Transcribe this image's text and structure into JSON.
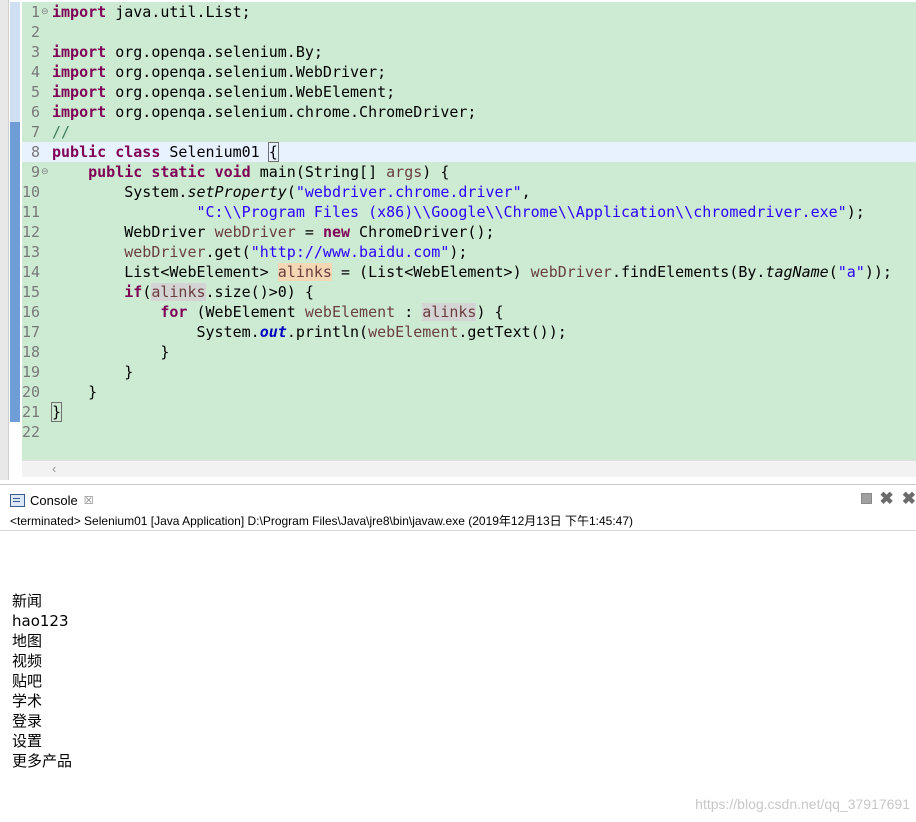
{
  "editor": {
    "lines": [
      {
        "n": "1",
        "fold": "⊖",
        "segs": [
          {
            "c": "kw",
            "t": "import"
          },
          {
            "t": " java.util.List;"
          }
        ]
      },
      {
        "n": "2",
        "segs": []
      },
      {
        "n": "3",
        "segs": [
          {
            "c": "kw",
            "t": "import"
          },
          {
            "t": " org.openqa.selenium.By;"
          }
        ]
      },
      {
        "n": "4",
        "segs": [
          {
            "c": "kw",
            "t": "import"
          },
          {
            "t": " org.openqa.selenium.WebDriver;"
          }
        ]
      },
      {
        "n": "5",
        "segs": [
          {
            "c": "kw",
            "t": "import"
          },
          {
            "t": " org.openqa.selenium.WebElement;"
          }
        ]
      },
      {
        "n": "6",
        "segs": [
          {
            "c": "kw",
            "t": "import"
          },
          {
            "t": " org.openqa.selenium.chrome.ChromeDriver;"
          }
        ]
      },
      {
        "n": "7",
        "segs": [
          {
            "c": "cmt",
            "t": "//"
          }
        ]
      },
      {
        "n": "8",
        "current": true,
        "segs": [
          {
            "c": "kw",
            "t": "public"
          },
          {
            "t": " "
          },
          {
            "c": "kw",
            "t": "class"
          },
          {
            "t": " Selenium01 "
          },
          {
            "c": "cursor-box",
            "t": "{"
          }
        ]
      },
      {
        "n": "9",
        "fold": "⊖",
        "segs": [
          {
            "t": "    "
          },
          {
            "c": "kw",
            "t": "public"
          },
          {
            "t": " "
          },
          {
            "c": "kw",
            "t": "static"
          },
          {
            "t": " "
          },
          {
            "c": "kw",
            "t": "void"
          },
          {
            "t": " main(String[] "
          },
          {
            "c": "var",
            "t": "args"
          },
          {
            "t": ") {"
          }
        ]
      },
      {
        "n": "10",
        "segs": [
          {
            "t": "        System."
          },
          {
            "c": "it",
            "t": "setProperty"
          },
          {
            "t": "("
          },
          {
            "c": "str",
            "t": "\"webdriver.chrome.driver\""
          },
          {
            "t": ","
          }
        ]
      },
      {
        "n": "11",
        "segs": [
          {
            "t": "                "
          },
          {
            "c": "str",
            "t": "\"C:\\\\Program Files (x86)\\\\Google\\\\Chrome\\\\Application\\\\chromedriver.exe\""
          },
          {
            "t": ");"
          }
        ]
      },
      {
        "n": "12",
        "segs": [
          {
            "t": "        WebDriver "
          },
          {
            "c": "var",
            "t": "webDriver"
          },
          {
            "t": " = "
          },
          {
            "c": "kw",
            "t": "new"
          },
          {
            "t": " ChromeDriver();"
          }
        ]
      },
      {
        "n": "13",
        "segs": [
          {
            "t": "        "
          },
          {
            "c": "var",
            "t": "webDriver"
          },
          {
            "t": ".get("
          },
          {
            "c": "str",
            "t": "\"http://www.baidu.com\""
          },
          {
            "t": ");"
          }
        ]
      },
      {
        "n": "14",
        "segs": [
          {
            "t": "        List<WebElement> "
          },
          {
            "c": "var occ",
            "t": "alinks"
          },
          {
            "t": " = (List<WebElement>) "
          },
          {
            "c": "var",
            "t": "webDriver"
          },
          {
            "t": ".findElements(By."
          },
          {
            "c": "it",
            "t": "tagName"
          },
          {
            "t": "("
          },
          {
            "c": "str",
            "t": "\"a\""
          },
          {
            "t": "));"
          }
        ]
      },
      {
        "n": "15",
        "segs": [
          {
            "t": "        "
          },
          {
            "c": "kw",
            "t": "if"
          },
          {
            "t": "("
          },
          {
            "c": "var occ2",
            "t": "alinks"
          },
          {
            "t": ".size()>0) {"
          }
        ]
      },
      {
        "n": "16",
        "segs": [
          {
            "t": "            "
          },
          {
            "c": "kw",
            "t": "for"
          },
          {
            "t": " (WebElement "
          },
          {
            "c": "var",
            "t": "webElement"
          },
          {
            "t": " : "
          },
          {
            "c": "var occ2",
            "t": "alinks"
          },
          {
            "t": ") {"
          }
        ]
      },
      {
        "n": "17",
        "segs": [
          {
            "t": "                System."
          },
          {
            "c": "field",
            "t": "out"
          },
          {
            "t": ".println("
          },
          {
            "c": "var",
            "t": "webElement"
          },
          {
            "t": ".getText());"
          }
        ]
      },
      {
        "n": "18",
        "segs": [
          {
            "t": "            }"
          }
        ]
      },
      {
        "n": "19",
        "segs": [
          {
            "t": "        }"
          }
        ]
      },
      {
        "n": "20",
        "segs": [
          {
            "t": "    }"
          }
        ]
      },
      {
        "n": "21",
        "segs": [
          {
            "c": "cursor-box",
            "t": "}"
          }
        ]
      },
      {
        "n": "22",
        "segs": []
      }
    ]
  },
  "console": {
    "tab_label": "Console",
    "tab_close": "☒",
    "status": "<terminated> Selenium01 [Java Application] D:\\Program Files\\Java\\jre8\\bin\\javaw.exe (2019年12月13日 下午1:45:47)",
    "output": [
      "新闻",
      "hao123",
      "地图",
      "视频",
      "贴吧",
      "学术",
      "登录",
      "设置",
      "更多产品"
    ]
  },
  "watermark": "https://blog.csdn.net/qq_37917691",
  "colors": {
    "editor_bg": "#cdebd3",
    "keyword": "#7f0055",
    "string": "#2a00ff",
    "variable": "#6a3e3e",
    "comment": "#3f7f5f"
  }
}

## What needs to be done
Search the listing for the string "Application". Copy each line where it turns up.

## Response
            "t": "\"C:\\\\Program Files (x86)\\\\Google\\\\Chrome\\\\Application\\\\chromedriver.exe\""
    "status": "<terminated> Selenium01 [Java Application] D:\\Program Files\\Java\\jre8\\bin\\javaw.exe (2019年12月13日 下午1:45:47)",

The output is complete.